◆ Problem statement
Look through the data and write out every line with the word "Great" in it.

◆ Data lines
--------------------------------

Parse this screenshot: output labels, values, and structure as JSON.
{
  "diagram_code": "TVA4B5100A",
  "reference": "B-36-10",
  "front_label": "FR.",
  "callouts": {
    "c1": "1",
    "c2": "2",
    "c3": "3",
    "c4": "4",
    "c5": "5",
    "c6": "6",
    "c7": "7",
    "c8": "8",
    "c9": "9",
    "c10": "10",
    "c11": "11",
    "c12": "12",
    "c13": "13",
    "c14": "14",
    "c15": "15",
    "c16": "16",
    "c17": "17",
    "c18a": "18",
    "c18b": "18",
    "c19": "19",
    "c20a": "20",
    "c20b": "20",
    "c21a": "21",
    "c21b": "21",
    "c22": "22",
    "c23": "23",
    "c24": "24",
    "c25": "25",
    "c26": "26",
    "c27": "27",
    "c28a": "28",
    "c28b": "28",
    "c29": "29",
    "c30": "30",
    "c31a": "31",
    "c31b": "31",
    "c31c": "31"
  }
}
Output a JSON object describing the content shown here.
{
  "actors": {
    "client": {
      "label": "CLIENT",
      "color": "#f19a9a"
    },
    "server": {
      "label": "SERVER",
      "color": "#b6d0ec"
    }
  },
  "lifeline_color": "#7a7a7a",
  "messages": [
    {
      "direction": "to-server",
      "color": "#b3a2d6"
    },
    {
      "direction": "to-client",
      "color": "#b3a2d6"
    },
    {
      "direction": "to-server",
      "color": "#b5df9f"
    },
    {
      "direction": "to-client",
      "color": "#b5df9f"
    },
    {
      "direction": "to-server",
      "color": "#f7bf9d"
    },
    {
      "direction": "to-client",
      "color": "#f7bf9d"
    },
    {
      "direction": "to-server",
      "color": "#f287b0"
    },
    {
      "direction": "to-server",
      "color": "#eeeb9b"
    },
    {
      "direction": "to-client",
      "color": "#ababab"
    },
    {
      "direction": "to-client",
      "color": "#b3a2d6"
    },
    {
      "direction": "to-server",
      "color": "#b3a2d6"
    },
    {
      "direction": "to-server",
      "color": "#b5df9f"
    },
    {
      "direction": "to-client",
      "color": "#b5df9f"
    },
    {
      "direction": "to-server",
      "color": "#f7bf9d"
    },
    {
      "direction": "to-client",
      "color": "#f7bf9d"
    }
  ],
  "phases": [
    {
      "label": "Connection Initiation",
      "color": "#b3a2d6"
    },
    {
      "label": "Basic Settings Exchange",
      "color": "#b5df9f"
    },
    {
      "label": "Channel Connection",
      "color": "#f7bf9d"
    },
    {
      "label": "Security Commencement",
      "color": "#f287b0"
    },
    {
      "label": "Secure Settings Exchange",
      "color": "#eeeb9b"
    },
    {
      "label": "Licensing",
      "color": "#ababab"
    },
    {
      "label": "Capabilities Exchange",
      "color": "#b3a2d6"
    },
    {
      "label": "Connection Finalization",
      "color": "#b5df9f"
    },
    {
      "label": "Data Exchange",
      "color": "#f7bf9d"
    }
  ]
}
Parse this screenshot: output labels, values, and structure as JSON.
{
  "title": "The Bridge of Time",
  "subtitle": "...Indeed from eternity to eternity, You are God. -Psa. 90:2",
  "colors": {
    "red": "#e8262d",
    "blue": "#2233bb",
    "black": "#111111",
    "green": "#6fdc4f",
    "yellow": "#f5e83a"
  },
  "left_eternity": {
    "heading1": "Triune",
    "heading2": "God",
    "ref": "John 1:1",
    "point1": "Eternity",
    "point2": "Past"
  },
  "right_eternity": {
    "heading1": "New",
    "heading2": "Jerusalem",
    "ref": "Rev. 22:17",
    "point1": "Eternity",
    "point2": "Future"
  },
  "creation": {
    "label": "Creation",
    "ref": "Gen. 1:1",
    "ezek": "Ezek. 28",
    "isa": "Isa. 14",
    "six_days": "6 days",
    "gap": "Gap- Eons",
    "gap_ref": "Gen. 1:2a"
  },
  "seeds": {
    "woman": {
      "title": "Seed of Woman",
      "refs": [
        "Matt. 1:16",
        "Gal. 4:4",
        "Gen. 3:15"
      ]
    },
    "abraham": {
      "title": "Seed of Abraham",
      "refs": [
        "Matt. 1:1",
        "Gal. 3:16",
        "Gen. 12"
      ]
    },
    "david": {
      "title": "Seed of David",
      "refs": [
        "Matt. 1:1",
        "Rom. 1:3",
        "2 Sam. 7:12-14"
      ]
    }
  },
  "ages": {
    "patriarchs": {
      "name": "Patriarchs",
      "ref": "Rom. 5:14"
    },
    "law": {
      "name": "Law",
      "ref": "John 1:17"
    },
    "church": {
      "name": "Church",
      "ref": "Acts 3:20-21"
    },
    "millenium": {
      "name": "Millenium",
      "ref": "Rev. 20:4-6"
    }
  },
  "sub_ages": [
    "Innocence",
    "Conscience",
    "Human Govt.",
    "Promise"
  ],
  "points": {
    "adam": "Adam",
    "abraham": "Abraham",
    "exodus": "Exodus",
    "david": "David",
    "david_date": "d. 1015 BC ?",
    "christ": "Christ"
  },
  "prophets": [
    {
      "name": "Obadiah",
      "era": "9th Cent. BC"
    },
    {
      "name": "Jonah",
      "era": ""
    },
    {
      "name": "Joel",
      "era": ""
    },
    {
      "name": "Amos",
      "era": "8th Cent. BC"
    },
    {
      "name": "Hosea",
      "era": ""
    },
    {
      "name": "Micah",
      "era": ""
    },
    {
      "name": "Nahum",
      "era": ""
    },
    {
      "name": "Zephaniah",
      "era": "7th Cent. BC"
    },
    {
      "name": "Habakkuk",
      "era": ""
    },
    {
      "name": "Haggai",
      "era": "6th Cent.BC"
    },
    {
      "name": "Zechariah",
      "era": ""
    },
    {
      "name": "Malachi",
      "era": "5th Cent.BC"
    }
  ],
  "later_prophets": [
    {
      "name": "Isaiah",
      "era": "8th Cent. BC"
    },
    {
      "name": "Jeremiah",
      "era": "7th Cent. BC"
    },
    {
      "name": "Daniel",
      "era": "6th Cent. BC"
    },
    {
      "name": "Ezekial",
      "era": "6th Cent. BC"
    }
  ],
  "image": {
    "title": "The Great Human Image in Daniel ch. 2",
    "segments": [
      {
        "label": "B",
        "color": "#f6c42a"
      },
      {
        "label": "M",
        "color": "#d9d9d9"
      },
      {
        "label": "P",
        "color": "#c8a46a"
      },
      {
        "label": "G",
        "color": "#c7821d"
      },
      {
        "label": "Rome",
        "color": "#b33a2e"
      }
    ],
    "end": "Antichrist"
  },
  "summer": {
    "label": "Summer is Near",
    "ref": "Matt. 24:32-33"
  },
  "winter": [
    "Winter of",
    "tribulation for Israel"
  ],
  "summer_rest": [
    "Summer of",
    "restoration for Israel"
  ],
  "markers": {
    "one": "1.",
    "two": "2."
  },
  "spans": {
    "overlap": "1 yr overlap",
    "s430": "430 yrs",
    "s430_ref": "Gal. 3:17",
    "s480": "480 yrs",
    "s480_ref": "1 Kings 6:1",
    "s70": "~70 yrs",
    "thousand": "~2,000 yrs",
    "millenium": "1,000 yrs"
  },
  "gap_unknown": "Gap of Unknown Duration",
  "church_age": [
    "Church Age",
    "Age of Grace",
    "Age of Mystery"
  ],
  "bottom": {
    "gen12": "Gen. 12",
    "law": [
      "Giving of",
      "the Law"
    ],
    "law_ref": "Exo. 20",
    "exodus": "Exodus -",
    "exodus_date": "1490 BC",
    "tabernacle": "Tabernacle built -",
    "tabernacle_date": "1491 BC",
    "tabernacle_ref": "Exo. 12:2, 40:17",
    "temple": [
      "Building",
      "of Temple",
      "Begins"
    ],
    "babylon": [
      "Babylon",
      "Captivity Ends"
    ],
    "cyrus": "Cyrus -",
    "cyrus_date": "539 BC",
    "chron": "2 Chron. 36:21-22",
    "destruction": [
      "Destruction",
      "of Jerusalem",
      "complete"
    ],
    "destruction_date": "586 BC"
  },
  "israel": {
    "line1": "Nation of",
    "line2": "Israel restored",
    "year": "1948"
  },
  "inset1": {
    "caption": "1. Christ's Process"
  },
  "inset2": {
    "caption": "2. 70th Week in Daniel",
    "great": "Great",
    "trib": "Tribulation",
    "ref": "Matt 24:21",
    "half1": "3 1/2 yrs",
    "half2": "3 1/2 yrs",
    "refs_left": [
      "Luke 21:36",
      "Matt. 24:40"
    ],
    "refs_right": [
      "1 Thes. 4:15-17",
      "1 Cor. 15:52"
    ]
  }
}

--------------------------------

◆ Finished task
    "title": "The Great Human Image in Daniel ch. 2",
    "great": "Great",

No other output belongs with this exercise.